▶ _What to work on_:
Only a number is required: how many lines of the material contain the word "structure"?

▶ _Records for this task_:

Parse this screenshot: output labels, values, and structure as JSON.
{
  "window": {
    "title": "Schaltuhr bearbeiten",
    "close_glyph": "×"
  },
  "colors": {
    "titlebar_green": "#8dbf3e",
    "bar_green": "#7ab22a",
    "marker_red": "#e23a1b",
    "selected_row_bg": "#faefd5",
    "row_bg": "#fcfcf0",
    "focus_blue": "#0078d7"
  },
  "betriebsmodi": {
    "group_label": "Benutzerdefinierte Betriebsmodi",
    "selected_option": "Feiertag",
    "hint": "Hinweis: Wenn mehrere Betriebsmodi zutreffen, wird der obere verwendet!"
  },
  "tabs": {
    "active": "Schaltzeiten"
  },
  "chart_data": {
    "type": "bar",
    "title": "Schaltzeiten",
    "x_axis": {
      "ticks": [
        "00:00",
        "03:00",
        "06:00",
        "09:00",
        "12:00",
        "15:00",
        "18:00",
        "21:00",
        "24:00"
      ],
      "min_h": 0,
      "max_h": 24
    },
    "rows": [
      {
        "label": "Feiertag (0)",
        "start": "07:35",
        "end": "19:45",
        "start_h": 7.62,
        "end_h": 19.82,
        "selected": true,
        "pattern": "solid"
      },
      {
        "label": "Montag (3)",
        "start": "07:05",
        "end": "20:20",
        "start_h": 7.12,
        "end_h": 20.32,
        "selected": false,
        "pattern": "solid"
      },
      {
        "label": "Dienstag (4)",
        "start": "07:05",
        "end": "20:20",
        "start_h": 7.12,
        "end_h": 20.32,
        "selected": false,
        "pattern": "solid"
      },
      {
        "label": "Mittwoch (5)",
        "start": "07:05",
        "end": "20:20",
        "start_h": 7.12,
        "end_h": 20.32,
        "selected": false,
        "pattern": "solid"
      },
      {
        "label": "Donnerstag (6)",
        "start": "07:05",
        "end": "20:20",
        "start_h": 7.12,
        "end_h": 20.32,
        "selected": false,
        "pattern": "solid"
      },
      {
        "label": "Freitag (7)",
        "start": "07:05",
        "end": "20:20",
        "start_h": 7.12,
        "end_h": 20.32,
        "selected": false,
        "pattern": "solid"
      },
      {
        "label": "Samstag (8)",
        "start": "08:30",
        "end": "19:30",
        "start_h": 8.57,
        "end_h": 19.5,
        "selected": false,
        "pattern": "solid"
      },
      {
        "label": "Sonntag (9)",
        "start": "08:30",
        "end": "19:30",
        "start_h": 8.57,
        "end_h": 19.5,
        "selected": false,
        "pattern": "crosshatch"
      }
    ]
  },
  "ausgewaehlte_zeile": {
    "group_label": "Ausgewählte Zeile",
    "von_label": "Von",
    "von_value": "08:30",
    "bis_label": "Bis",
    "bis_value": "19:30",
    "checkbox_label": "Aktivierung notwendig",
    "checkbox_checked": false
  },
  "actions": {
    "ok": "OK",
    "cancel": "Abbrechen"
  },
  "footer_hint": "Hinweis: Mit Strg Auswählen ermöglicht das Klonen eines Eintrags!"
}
...
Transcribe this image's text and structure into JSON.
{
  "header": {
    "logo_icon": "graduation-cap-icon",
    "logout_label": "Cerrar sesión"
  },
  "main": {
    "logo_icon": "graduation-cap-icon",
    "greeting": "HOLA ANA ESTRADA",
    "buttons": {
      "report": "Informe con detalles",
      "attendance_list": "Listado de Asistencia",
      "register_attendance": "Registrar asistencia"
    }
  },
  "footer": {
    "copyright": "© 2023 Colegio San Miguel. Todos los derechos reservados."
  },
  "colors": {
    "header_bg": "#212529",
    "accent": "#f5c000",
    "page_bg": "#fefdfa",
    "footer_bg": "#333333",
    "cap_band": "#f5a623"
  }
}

▶ _Output for this task_:
2